> **Work to do**: Word for word, give the material below again, minus any images.

> **Data to use**:

***

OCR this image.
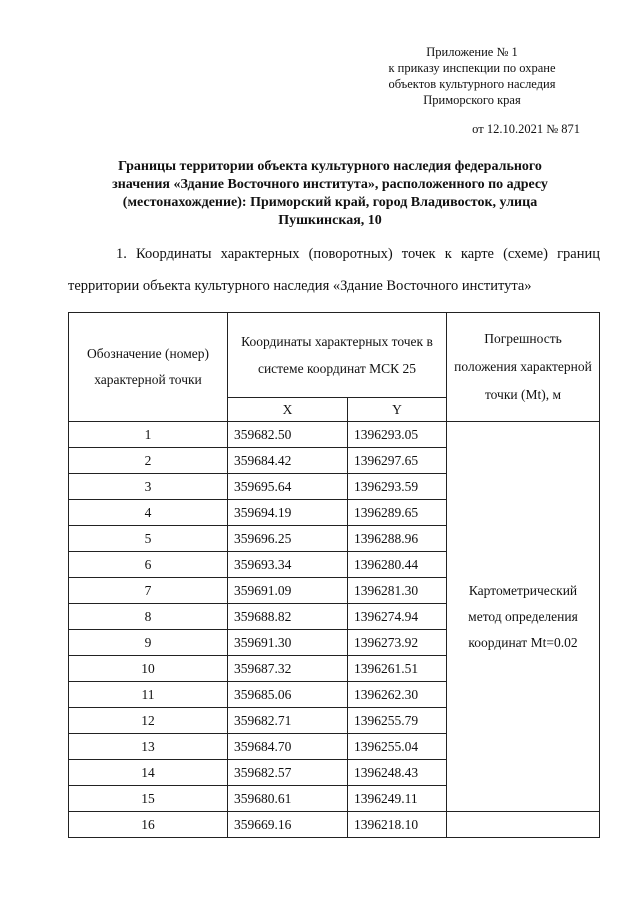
Приложение № 1
к приказу инспекции по охране
объектов культурного наследия
Приморского края
от 12.10.2021 № 871
Границы территории объекта культурного наследия федерального значения «Здание Восточного института», расположенного по адресу (местонахождение): Приморский край, город Владивосток, улица Пушкинская, 10
1. Координаты характерных (поворотных) точек к карте (схеме) границ территории объекта культурного наследия «Здание Восточного института»
Обозначение (номер) характерной точки	Координаты характерных точек в системе координат МСК 25		Погрешность положения характерной точки (Mt), м
	X	Y	
1	359682.50	1396293.05	Картометрический метод определения координат Mt=0.02
2	359684.42	1396297.65	
3	359695.64	1396293.59	
4	359694.19	1396289.65	
5	359696.25	1396288.96	
6	359693.34	1396280.44	
7	359691.09	1396281.30	
8	359688.82	1396274.94	
9	359691.30	1396273.92	
10	359687.32	1396261.51	
11	359685.06	1396262.30	
12	359682.71	1396255.79	
13	359684.70	1396255.04	
14	359682.57	1396248.43	
15	359680.61	1396249.11	
16	359669.16	1396218.10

***

> **Correct output**:
OCR this image.
Приложение № 1
к приказу инспекции по охране
объектов культурного наследия
Приморского края
от 12.10.2021 № 871
Границы территории объекта культурного наследия федерального значения «Здание Восточного института», расположенного по адресу (местонахождение): Приморский край, город Владивосток, улица Пушкинская, 10
1. Координаты характерных (поворотных) точек к карте (схеме) границ территории объекта культурного наследия «Здание Восточного института»
Обозначение (номер) характерной точки	Координаты характерных точек в системе координат МСК 25		Погрешность положения характерной точки (Mt), м
	X	Y	
1	359682.50	1396293.05	Картометрический метод определения координат Mt=0.02
2	359684.42	1396297.65	
3	359695.64	1396293.59	
4	359694.19	1396289.65	
5	359696.25	1396288.96	
6	359693.34	1396280.44	
7	359691.09	1396281.30	
8	359688.82	1396274.94	
9	359691.30	1396273.92	
10	359687.32	1396261.51	
11	359685.06	1396262.30	
12	359682.71	1396255.79	
13	359684.70	1396255.04	
14	359682.57	1396248.43	
15	359680.61	1396249.11	
16	359669.16	1396218.10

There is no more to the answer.